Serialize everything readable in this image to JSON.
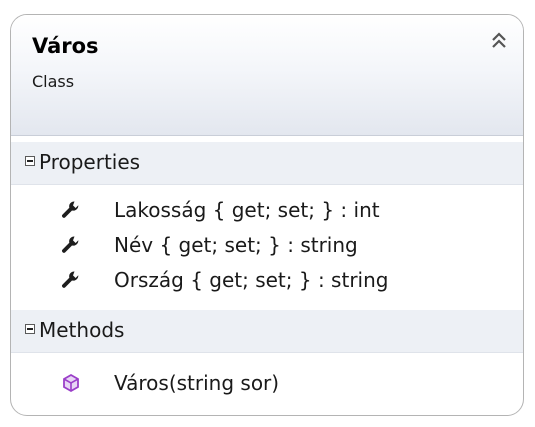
{
  "class": {
    "name": "Város",
    "kind": "Class"
  },
  "sections": [
    {
      "title": "Properties",
      "members": [
        {
          "text": "Lakosság { get; set; } : int",
          "icon": "wrench-icon"
        },
        {
          "text": "Név { get; set; } : string",
          "icon": "wrench-icon"
        },
        {
          "text": "Ország { get; set; } : string",
          "icon": "wrench-icon"
        }
      ]
    },
    {
      "title": "Methods",
      "members": [
        {
          "text": "Város(string sor)",
          "icon": "method-cube-icon"
        }
      ]
    }
  ],
  "colors": {
    "method_icon": "#9b3fc9",
    "property_icon": "#1e1e1e"
  }
}
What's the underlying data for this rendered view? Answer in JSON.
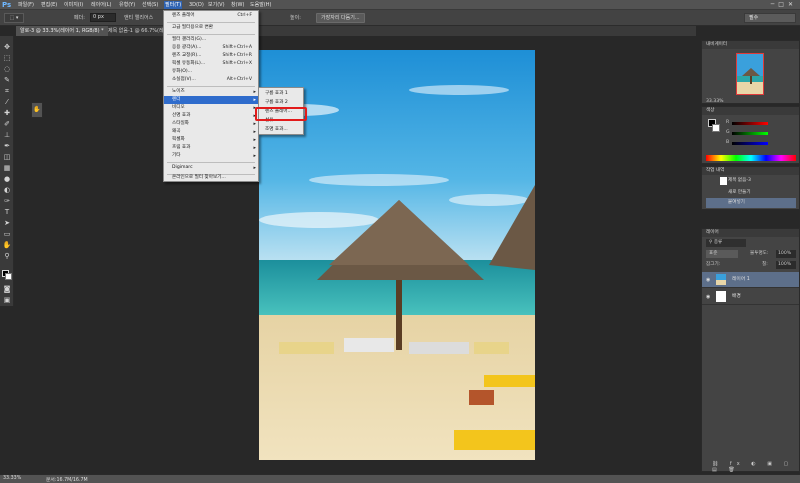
{
  "app": {
    "logo": "Ps"
  },
  "menu": [
    {
      "label": "파일(F)"
    },
    {
      "label": "편집(E)"
    },
    {
      "label": "이미지(I)"
    },
    {
      "label": "레이어(L)"
    },
    {
      "label": "유형(Y)"
    },
    {
      "label": "선택(S)"
    },
    {
      "label": "필터(T)"
    },
    {
      "label": "3D(D)"
    },
    {
      "label": "보기(V)"
    },
    {
      "label": "창(W)"
    },
    {
      "label": "도움말(H)"
    }
  ],
  "options": {
    "feather_label": "페더:",
    "feather_value": "0 px",
    "antialias_label": "앤티 앨리어스",
    "width_label": "높이:",
    "refine_edge": "가장자리 다듬기...",
    "workspace": "필수"
  },
  "tabs": [
    {
      "label": "알로-3 @ 33.3%(레이어 1, RGB/8) *"
    },
    {
      "label": "제목 없음-1 @ 66.7%(레이어 1, RGB/8) *"
    }
  ],
  "filter_menu": {
    "items": [
      {
        "label": "렌즈 플레어",
        "shortcut": "Ctrl+F"
      },
      {
        "label": "고급 필터용으로 변환"
      },
      {
        "label": "필터 갤러리(G)..."
      },
      {
        "label": "응용 광각(A)...",
        "shortcut": "Shift+Ctrl+A"
      },
      {
        "label": "렌즈 교정(R)...",
        "shortcut": "Shift+Ctrl+R"
      },
      {
        "label": "픽셀 유동화(L)...",
        "shortcut": "Shift+Ctrl+X"
      },
      {
        "label": "유화(O)..."
      },
      {
        "label": "소실점(V)...",
        "shortcut": "Alt+Ctrl+V"
      },
      {
        "label": "노이즈"
      },
      {
        "label": "렌더"
      },
      {
        "label": "비디오"
      },
      {
        "label": "선명 효과"
      },
      {
        "label": "스타일화"
      },
      {
        "label": "왜곡"
      },
      {
        "label": "픽셀화"
      },
      {
        "label": "흐림 효과"
      },
      {
        "label": "기타"
      },
      {
        "label": "Digimarc"
      },
      {
        "label": "온라인으로 필터 찾아보기..."
      }
    ],
    "render_submenu": [
      {
        "label": "구름 효과 1"
      },
      {
        "label": "구름 효과 2"
      },
      {
        "label": "렌즈 플레어..."
      },
      {
        "label": "섬유..."
      },
      {
        "label": "조명 효과..."
      }
    ]
  },
  "panels": {
    "navigator": {
      "title": "내비게이터",
      "zoom": "33.33%"
    },
    "color": {
      "title": "색상",
      "r": "R",
      "g": "G",
      "b": "B"
    },
    "history": {
      "title": "작업 내역",
      "items": [
        {
          "label": "제목 없음-3"
        },
        {
          "label": "새로 만들기"
        },
        {
          "label": "붙여넣기"
        }
      ]
    },
    "layers": {
      "title": "레이어",
      "kind": "종류",
      "blend": "표준",
      "opacity_label": "불투명도:",
      "opacity": "100%",
      "lock_label": "잠그기:",
      "fill_label": "칠:",
      "fill": "100%",
      "items": [
        {
          "label": "레이어 1"
        },
        {
          "label": "배경"
        }
      ]
    }
  },
  "status": {
    "zoom": "33.33%",
    "doc": "문서:16.7M/16.7M"
  },
  "colors": {
    "accent": "#2f6ccc",
    "highlight": "#e21b1b"
  }
}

Task statement
Select all lines in the listing above where the word "Shift" appears, and show them.

Solution for this problem
        "shortcut": "Shift+Ctrl+A"
        "shortcut": "Shift+Ctrl+R"
        "shortcut": "Shift+Ctrl+X"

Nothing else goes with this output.